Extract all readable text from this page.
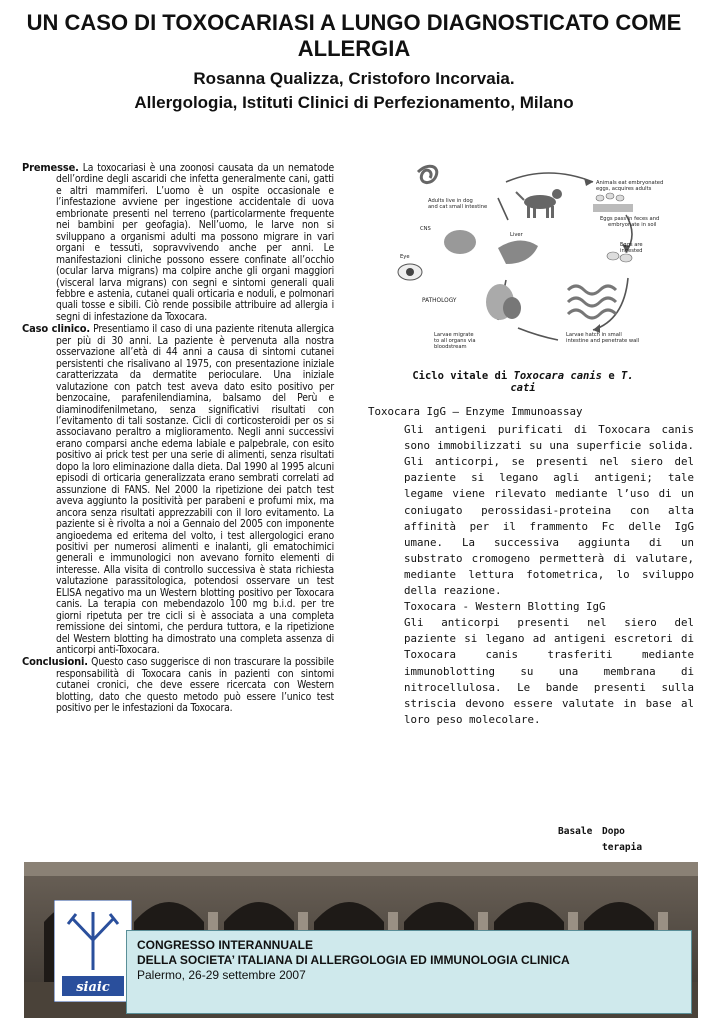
UN CASO DI TOXOCARIASI A LUNGO DIAGNOSTICATO COME ALLERGIA
Rosanna Qualizza, Cristoforo Incorvaia.
Allergologia, Istituti Clinici di Perfezionamento, Milano

Premesse. La toxocariasi è una zoonosi causata da un nematode dell’ordine degli ascaridi che infetta generalmente cani, gatti e altri mammiferi. L’uomo è un ospite occasionale e l’infestazione avviene per ingestione accidentale di uova embrionate presenti nel terreno (particolarmente frequente nei bambini per geofagia). Nell’uomo, le larve non si sviluppano a organismi adulti ma possono migrare in vari organi e tessuti, sopravvivendo anche per anni. Le manifestazioni cliniche possono essere confinate all’occhio (ocular larva migrans) ma colpire anche gli organi maggiori (visceral larva migrans) con segni e sintomi generali quali febbre e astenia, cutanei quali orticaria e noduli, e polmonari quali tosse e sibili. Ciò rende possibile attribuire ad allergia i segni di infestazione da Toxocara.

Caso clinico. Presentiamo il caso di una paziente ritenuta allergica per più di 30 anni. La paziente è pervenuta alla nostra osservazione all’età di 44 anni a causa di sintomi cutanei persistenti che risalivano al 1975, con presentazione iniziale caratterizzata da dermatite periocularе. Una iniziale valutazione con patch test aveva dato esito positivo per benzocaine, parafenilendiamina, balsamo del Perù e diaminodifenilmetano, senza significativi risultati con l’evitamento di tali sostanze. Cicli di corticosteroidi per os si associavano peraltro a miglioramento. Negli anni successivi erano comparsi anche edema labiale e palpebrale, con esito positivo ai prick test per una serie di alimenti, senza risultati dopo la loro eliminazione dalla dieta. Dal 1990 al 1995 alcuni episodi di orticaria generalizzata erano sembrati correlati ad assunzione di FANS. Nel 2000 la ripetizione dei patch test aveva aggiunto la positività per parabeni e profumi mix, ma ancora senza risultati apprezzabili con il loro evitamento. La paziente si è rivolta a noi a Gennaio del 2005 con imponente angioedema ed eritema del volto, i test allergologici erano positivi per numerosi alimenti e inalanti, gli ematochimici generali e immunologici non avevano fornito elementi di interesse. Alla visita di controllo successiva è stata richiesta valutazione parassitologica, potendosi osservare un test ELISA negativo ma un Western blotting positivo per Toxocara canis. La terapia con mebendazolo 100 mg b.i.d. per tre giorni ripetuta per tre cicli si è associata a una completa remissione dei sintomi, che perdura tuttora, e la ripetizione del Western blotting ha dimostrato una completa assenza di anticorpi anti-Toxocara.

Conclusioni. Questo caso suggerisce di non trascurare la possibile responsabilità di Toxocara canis in pazienti con sintomi cutanei cronici, che deve essere ricercata con Western blotting, dato che questo metodo può essere l’unico test positivo per le infestazioni da Toxocara.

Adults live in dog
and cat small intestine
Animals eat embryonated
eggs, acquires adults
Eggs pass in feces and
embryonate in soil
CNS
Liver
Eye
Eggs are
ingested
PATHOLOGY
Larvae migrate
to all organs via
bloodstream
Larvae hatch in small
intestine and penetrate wall
Ciclo vitale di Toxocara canis e T. cati

Toxocara IgG – Enzyme Immunoassay

Gli antigeni purificati di Toxocara canis sono immobilizzati su una superficie solida. Gli anticorpi, se presenti nel siero del paziente si legano agli antigeni; tale legame viene rilevato mediante l’uso di un coniugato perossidasi-proteina con alta affinità per il frammento Fc delle IgG umane. La successiva aggiunta di un substrato cromogeno permetterà di valutare, mediante lettura fotometrica, lo sviluppo della reazione.

Toxocara - Western Blotting IgG

Gli anticorpi presenti nel siero del paziente si legano ad antigeni escretori di Toxocara canis trasferiti mediante immunoblotting su una membrana di nitrocellulosa. Le bande presenti sulla striscia devono essere valutate in base al loro peso molecolare.

Basale Dopo
terapia
siaic
CONGRESSO INTERANNUALE
DELLA SOCIETA’ ITALIANA DI ALLERGOLOGIA ED IMMUNOLOGIA CLINICA
Palermo, 26-29 settembre 2007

- [WHAT IS EXPECTED] Output the full material exactly as given, without its pictures.

- [ANSWER TO THE PROBLEM]
Extract all readable text from this page.
UN CASO DI TOXOCARIASI A LUNGO DIAGNOSTICATO COME ALLERGIA
Rosanna Qualizza, Cristoforo Incorvaia.
Allergologia, Istituti Clinici di Perfezionamento, Milano

Premesse. La toxocariasi è una zoonosi causata da un nematode dell’ordine degli ascaridi che infetta generalmente cani, gatti e altri mammiferi. L’uomo è un ospite occasionale e l’infestazione avviene per ingestione accidentale di uova embrionate presenti nel terreno (particolarmente frequente nei bambini per geofagia). Nell’uomo, le larve non si sviluppano a organismi adulti ma possono migrare in vari organi e tessuti, sopravvivendo anche per anni. Le manifestazioni cliniche possono essere confinate all’occhio (ocular larva migrans) ma colpire anche gli organi maggiori (visceral larva migrans) con segni e sintomi generali quali febbre e astenia, cutanei quali orticaria e noduli, e polmonari quali tosse e sibili. Ciò rende possibile attribuire ad allergia i segni di infestazione da Toxocara.

Caso clinico. Presentiamo il caso di una paziente ritenuta allergica per più di 30 anni. La paziente è pervenuta alla nostra osservazione all’età di 44 anni a causa di sintomi cutanei persistenti che risalivano al 1975, con presentazione iniziale caratterizzata da dermatite periocularе. Una iniziale valutazione con patch test aveva dato esito positivo per benzocaine, parafenilendiamina, balsamo del Perù e diaminodifenilmetano, senza significativi risultati con l’evitamento di tali sostanze. Cicli di corticosteroidi per os si associavano peraltro a miglioramento. Negli anni successivi erano comparsi anche edema labiale e palpebrale, con esito positivo ai prick test per una serie di alimenti, senza risultati dopo la loro eliminazione dalla dieta. Dal 1990 al 1995 alcuni episodi di orticaria generalizzata erano sembrati correlati ad assunzione di FANS. Nel 2000 la ripetizione dei patch test aveva aggiunto la positività per parabeni e profumi mix, ma ancora senza risultati apprezzabili con il loro evitamento. La paziente si è rivolta a noi a Gennaio del 2005 con imponente angioedema ed eritema del volto, i test allergologici erano positivi per numerosi alimenti e inalanti, gli ematochimici generali e immunologici non avevano fornito elementi di interesse. Alla visita di controllo successiva è stata richiesta valutazione parassitologica, potendosi osservare un test ELISA negativo ma un Western blotting positivo per Toxocara canis. La terapia con mebendazolo 100 mg b.i.d. per tre giorni ripetuta per tre cicli si è associata a una completa remissione dei sintomi, che perdura tuttora, e la ripetizione del Western blotting ha dimostrato una completa assenza di anticorpi anti-Toxocara.

Conclusioni. Questo caso suggerisce di non trascurare la possibile responsabilità di Toxocara canis in pazienti con sintomi cutanei cronici, che deve essere ricercata con Western blotting, dato che questo metodo può essere l’unico test positivo per le infestazioni da Toxocara.

Adults live in dog
and cat small intestine
Animals eat embryonated
eggs, acquires adults
Eggs pass in feces and
embryonate in soil
CNS
Liver
Eye
Eggs are
ingested
PATHOLOGY
Larvae migrate
to all organs via
bloodstream
Larvae hatch in small
intestine and penetrate wall
Ciclo vitale di Toxocara canis e T. cati

Toxocara IgG – Enzyme Immunoassay

Gli antigeni purificati di Toxocara canis sono immobilizzati su una superficie solida. Gli anticorpi, se presenti nel siero del paziente si legano agli antigeni; tale legame viene rilevato mediante l’uso di un coniugato perossidasi-proteina con alta affinità per il frammento Fc delle IgG umane. La successiva aggiunta di un substrato cromogeno permetterà di valutare, mediante lettura fotometrica, lo sviluppo della reazione.

Toxocara - Western Blotting IgG

Gli anticorpi presenti nel siero del paziente si legano ad antigeni escretori di Toxocara canis trasferiti mediante immunoblotting su una membrana di nitrocellulosa. Le bande presenti sulla striscia devono essere valutate in base al loro peso molecolare.

Basale Dopo
terapia
siaic
CONGRESSO INTERANNUALE
DELLA SOCIETA’ ITALIANA DI ALLERGOLOGIA ED IMMUNOLOGIA CLINICA
Palermo, 26-29 settembre 2007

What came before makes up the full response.